• Problem to work on: Read through the records below and copy each line that uses the word "拉线尺量".

[Data entries for graphics]
= = =
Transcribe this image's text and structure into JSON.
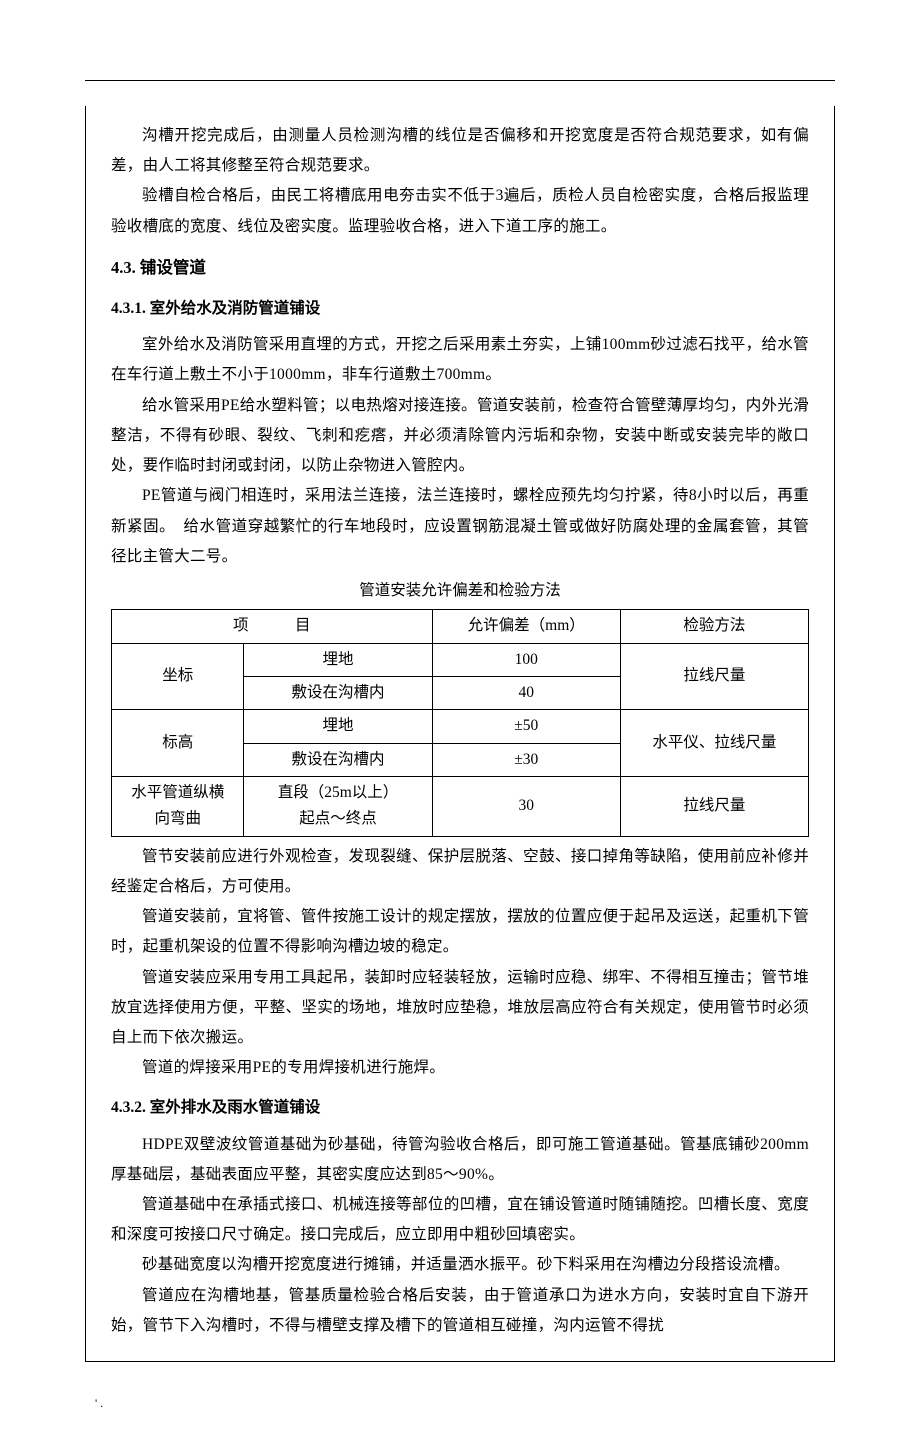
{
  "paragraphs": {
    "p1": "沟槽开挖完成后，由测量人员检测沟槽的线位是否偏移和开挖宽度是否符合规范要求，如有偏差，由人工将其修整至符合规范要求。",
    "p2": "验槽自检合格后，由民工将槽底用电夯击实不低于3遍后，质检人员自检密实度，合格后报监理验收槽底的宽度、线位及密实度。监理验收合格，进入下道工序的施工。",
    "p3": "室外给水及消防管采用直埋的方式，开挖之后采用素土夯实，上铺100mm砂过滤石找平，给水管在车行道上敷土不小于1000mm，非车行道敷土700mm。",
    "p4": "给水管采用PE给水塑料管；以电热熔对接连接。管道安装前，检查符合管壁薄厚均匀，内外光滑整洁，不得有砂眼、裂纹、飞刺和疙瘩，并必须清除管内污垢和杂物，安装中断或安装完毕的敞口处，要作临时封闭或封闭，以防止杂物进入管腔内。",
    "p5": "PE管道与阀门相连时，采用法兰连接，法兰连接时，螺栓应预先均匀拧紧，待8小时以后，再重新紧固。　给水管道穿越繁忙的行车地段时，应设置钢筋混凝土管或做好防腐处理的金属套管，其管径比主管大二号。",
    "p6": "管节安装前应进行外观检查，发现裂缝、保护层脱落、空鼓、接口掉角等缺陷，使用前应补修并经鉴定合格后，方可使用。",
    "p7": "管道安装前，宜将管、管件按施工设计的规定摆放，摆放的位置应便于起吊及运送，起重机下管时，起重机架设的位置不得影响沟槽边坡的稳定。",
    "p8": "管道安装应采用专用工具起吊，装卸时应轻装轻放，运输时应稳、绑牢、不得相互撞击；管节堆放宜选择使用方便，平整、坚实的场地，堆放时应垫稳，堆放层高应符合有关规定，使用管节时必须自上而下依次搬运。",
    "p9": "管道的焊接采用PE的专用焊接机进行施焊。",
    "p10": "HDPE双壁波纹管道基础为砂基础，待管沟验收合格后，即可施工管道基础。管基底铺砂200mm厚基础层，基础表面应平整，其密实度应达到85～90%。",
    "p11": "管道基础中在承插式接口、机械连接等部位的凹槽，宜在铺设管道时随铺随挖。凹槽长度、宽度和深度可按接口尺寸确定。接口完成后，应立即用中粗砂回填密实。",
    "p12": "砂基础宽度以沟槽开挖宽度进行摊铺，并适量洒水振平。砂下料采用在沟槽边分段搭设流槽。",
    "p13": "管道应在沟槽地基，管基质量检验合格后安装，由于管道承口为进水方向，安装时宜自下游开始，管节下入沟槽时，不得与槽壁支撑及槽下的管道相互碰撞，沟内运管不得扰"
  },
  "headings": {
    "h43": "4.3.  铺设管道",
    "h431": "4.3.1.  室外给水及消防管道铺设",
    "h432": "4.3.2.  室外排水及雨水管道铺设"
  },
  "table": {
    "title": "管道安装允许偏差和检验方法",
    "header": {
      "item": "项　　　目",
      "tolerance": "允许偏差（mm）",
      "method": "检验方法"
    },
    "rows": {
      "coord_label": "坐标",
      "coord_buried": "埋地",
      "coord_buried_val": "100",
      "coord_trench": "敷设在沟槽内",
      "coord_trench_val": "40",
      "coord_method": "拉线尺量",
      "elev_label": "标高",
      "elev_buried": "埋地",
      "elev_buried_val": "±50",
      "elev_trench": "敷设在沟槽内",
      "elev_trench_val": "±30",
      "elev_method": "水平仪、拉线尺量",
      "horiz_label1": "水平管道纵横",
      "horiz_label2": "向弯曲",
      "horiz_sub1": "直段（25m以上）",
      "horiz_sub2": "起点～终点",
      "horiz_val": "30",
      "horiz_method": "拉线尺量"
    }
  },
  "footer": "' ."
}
= = =
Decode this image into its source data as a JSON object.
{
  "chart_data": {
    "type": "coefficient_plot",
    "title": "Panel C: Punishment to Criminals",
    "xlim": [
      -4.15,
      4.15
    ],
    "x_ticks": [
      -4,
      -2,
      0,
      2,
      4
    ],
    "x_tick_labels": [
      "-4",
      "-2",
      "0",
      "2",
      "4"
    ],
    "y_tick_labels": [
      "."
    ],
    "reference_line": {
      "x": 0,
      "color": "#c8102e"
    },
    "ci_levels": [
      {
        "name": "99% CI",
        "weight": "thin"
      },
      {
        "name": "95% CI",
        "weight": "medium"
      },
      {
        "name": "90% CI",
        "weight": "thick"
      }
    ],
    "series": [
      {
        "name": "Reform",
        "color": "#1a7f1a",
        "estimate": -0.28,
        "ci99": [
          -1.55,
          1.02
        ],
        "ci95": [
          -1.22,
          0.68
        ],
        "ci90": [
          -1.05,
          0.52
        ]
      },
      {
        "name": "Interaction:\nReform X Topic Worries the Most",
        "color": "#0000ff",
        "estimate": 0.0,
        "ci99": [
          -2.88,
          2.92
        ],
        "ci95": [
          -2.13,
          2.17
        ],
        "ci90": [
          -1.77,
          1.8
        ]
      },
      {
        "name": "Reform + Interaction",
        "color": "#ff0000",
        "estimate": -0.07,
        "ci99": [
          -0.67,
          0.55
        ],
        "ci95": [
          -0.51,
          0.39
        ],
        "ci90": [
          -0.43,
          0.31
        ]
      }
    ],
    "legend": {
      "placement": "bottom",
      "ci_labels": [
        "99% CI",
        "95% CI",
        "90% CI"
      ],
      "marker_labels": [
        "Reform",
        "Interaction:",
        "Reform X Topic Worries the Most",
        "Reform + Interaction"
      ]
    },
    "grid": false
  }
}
= = =
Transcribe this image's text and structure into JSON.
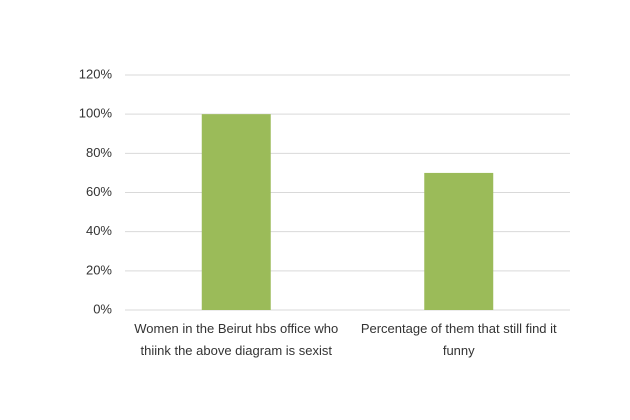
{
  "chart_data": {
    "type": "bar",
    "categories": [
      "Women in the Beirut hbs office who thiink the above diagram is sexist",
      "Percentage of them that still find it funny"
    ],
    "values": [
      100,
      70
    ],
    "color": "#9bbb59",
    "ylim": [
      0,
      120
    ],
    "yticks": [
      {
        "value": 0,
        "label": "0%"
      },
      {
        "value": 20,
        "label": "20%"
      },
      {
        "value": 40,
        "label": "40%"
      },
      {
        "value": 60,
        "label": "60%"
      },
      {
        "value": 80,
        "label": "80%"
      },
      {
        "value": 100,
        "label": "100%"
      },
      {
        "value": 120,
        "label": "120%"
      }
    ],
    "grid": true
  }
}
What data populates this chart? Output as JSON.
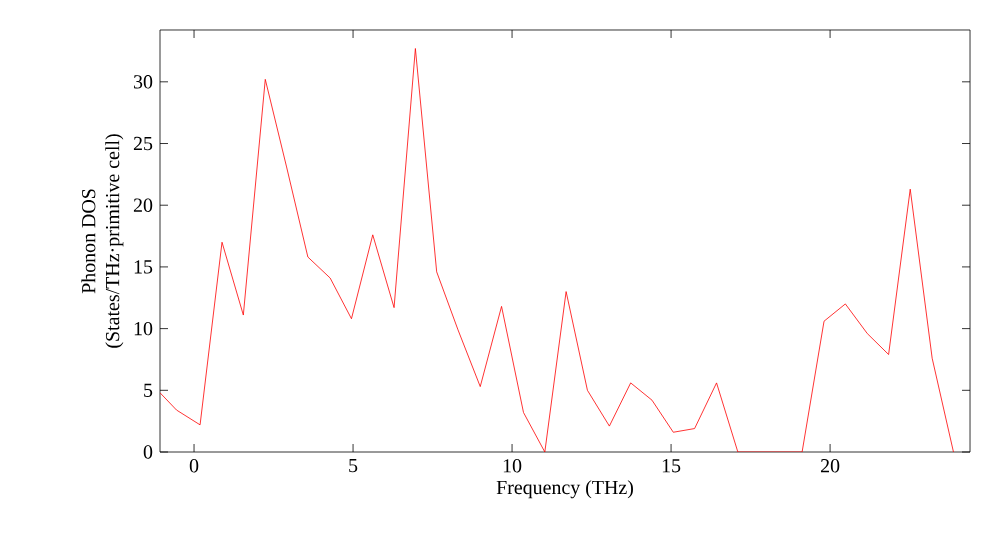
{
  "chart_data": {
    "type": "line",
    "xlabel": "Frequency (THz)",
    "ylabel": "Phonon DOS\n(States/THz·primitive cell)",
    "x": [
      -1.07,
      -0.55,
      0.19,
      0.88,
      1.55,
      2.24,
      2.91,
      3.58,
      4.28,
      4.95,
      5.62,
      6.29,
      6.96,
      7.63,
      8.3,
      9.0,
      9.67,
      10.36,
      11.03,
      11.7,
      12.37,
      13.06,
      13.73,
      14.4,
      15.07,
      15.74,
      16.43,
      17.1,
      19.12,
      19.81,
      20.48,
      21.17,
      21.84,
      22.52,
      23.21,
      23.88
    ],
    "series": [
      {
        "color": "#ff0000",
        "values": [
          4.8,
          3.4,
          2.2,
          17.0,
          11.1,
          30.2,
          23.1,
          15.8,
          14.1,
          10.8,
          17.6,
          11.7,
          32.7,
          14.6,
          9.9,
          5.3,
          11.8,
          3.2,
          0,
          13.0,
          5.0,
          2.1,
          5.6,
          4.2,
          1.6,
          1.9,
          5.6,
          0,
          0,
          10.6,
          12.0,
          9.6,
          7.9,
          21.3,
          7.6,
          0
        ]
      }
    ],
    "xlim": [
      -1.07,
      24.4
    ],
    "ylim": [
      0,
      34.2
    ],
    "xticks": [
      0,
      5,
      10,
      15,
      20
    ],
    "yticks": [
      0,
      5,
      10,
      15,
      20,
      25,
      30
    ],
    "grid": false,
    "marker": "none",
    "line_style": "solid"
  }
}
= = =
• Correct answer:
      "coord_method": "拉线尺量",
      "elev_method": "水平仪、拉线尺量",
      "horiz_method": "拉线尺量"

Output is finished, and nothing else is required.